● PROBLEM TO WORK ON
Set down the full listing exactly, character for character.

● RECORDS SHOWN

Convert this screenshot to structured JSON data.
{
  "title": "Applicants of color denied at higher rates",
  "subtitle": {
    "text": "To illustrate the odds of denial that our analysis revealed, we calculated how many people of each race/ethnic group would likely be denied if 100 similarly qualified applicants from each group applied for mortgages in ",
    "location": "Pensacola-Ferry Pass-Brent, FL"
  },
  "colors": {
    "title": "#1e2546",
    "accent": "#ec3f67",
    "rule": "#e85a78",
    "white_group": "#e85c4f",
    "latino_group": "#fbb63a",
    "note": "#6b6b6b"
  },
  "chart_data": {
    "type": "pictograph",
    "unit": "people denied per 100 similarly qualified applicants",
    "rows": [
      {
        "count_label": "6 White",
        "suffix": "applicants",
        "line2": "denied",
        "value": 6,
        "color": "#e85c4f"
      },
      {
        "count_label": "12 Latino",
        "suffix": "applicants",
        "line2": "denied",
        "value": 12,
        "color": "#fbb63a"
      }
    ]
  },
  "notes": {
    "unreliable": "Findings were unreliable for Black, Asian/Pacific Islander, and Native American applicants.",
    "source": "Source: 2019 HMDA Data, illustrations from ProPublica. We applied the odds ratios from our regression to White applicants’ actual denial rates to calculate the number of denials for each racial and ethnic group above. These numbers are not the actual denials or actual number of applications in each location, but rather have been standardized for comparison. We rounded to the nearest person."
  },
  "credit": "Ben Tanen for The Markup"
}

● REPLY TO THE TASK
Convert this screenshot to structured JSON data.
{
  "title": "Applicants of color denied at higher rates",
  "subtitle": {
    "text": "To illustrate the odds of denial that our analysis revealed, we calculated how many people of each race/ethnic group would likely be denied if 100 similarly qualified applicants from each group applied for mortgages in ",
    "location": "Pensacola-Ferry Pass-Brent, FL"
  },
  "colors": {
    "title": "#1e2546",
    "accent": "#ec3f67",
    "rule": "#e85a78",
    "white_group": "#e85c4f",
    "latino_group": "#fbb63a",
    "note": "#6b6b6b"
  },
  "chart_data": {
    "type": "pictograph",
    "unit": "people denied per 100 similarly qualified applicants",
    "rows": [
      {
        "count_label": "6 White",
        "suffix": "applicants",
        "line2": "denied",
        "value": 6,
        "color": "#e85c4f"
      },
      {
        "count_label": "12 Latino",
        "suffix": "applicants",
        "line2": "denied",
        "value": 12,
        "color": "#fbb63a"
      }
    ]
  },
  "notes": {
    "unreliable": "Findings were unreliable for Black, Asian/Pacific Islander, and Native American applicants.",
    "source": "Source: 2019 HMDA Data, illustrations from ProPublica. We applied the odds ratios from our regression to White applicants’ actual denial rates to calculate the number of denials for each racial and ethnic group above. These numbers are not the actual denials or actual number of applications in each location, but rather have been standardized for comparison. We rounded to the nearest person."
  },
  "credit": "Ben Tanen for The Markup"
}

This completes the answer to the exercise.